◆ **Items**:

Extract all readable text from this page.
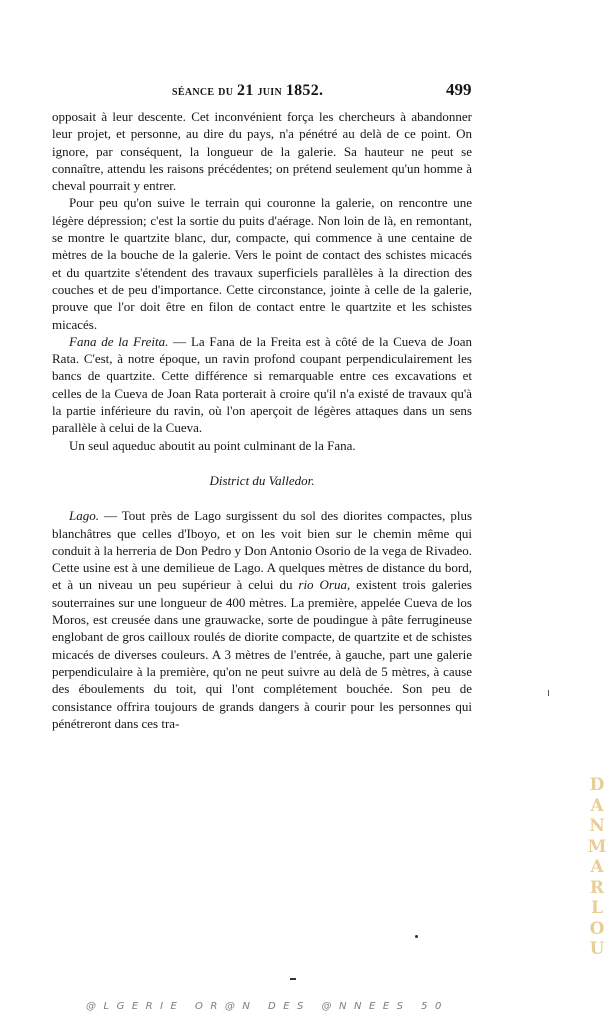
séance du 21 juin 1852.	499

opposait à leur descente. Cet inconvénient força les chercheurs à abandonner leur projet, et personne, au dire du pays, n'a pénétré au delà de ce point. On ignore, par conséquent, la longueur de la galerie. Sa hauteur ne peut se connaître, attendu les raisons précédentes; on prétend seulement qu'un homme à cheval pourrait y entrer.

Pour peu qu'on suive le terrain qui couronne la galerie, on rencontre une légère dépression; c'est la sortie du puits d'aérage. Non loin de là, en remontant, se montre le quartzite blanc, dur, compacte, qui commence à une centaine de mètres de la bouche de la galerie. Vers le point de contact des schistes micacés et du quartzite s'étendent des travaux superficiels parallèles à la direction des couches et de peu d'importance. Cette circonstance, jointe à celle de la galerie, prouve que l'or doit être en filon de contact entre le quartzite et les schistes micacés.

Fana de la Freita. — La Fana de la Freita est à côté de la Cueva de Joan Rata. C'est, à notre époque, un ravin profond coupant perpendiculairement les bancs de quartzite. Cette différence si remarquable entre ces excavations et celles de la Cueva de Joan Rata porterait à croire qu'il n'a existé de travaux qu'à la partie inférieure du ravin, où l'on aperçoit de légères attaques dans un sens parallèle à celui de la Cueva.

Un seul aqueduc aboutit au point culminant de la Fana.

District du Valledor.

Lago. — Tout près de Lago surgissent du sol des diorites compactes, plus blanchâtres que celles d'Iboyo, et on les voit bien sur le chemin même qui conduit à la herreria de Don Pedro y Don Antonio Osorio de la vega de Rivadeo. Cette usine est à une demilieue de Lago. A quelques mètres de distance du bord, et à un niveau un peu supérieur à celui du rio Orua, existent trois galeries souterraines sur une longueur de 400 mètres. La première, appelée Cueva de los Moros, est creusée dans une grauwacke, sorte de poudingue à pâte ferrugineuse englobant de gros cailloux roulés de diorite compacte, de quartzite et de schistes micacés de diverses couleurs. A 3 mètres de l'entrée, à gauche, part une galerie perpendiculaire à la première, qu'on ne peut suivre au delà de 5 mètres, à cause des éboulements du toit, qui l'ont complétement bouchée. Son peu de consistance offrira toujours de grands dangers à courir pour les personnes qui pénétreront dans ces tra-

D
A
N
M
A
R
L
O
U
@LGERIE OR@N DES @NNEES 50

◆ **Given instruction**: Tally every line of the listing that holds the string "travaux", then give the number by itself.

◆ **Answer**: 2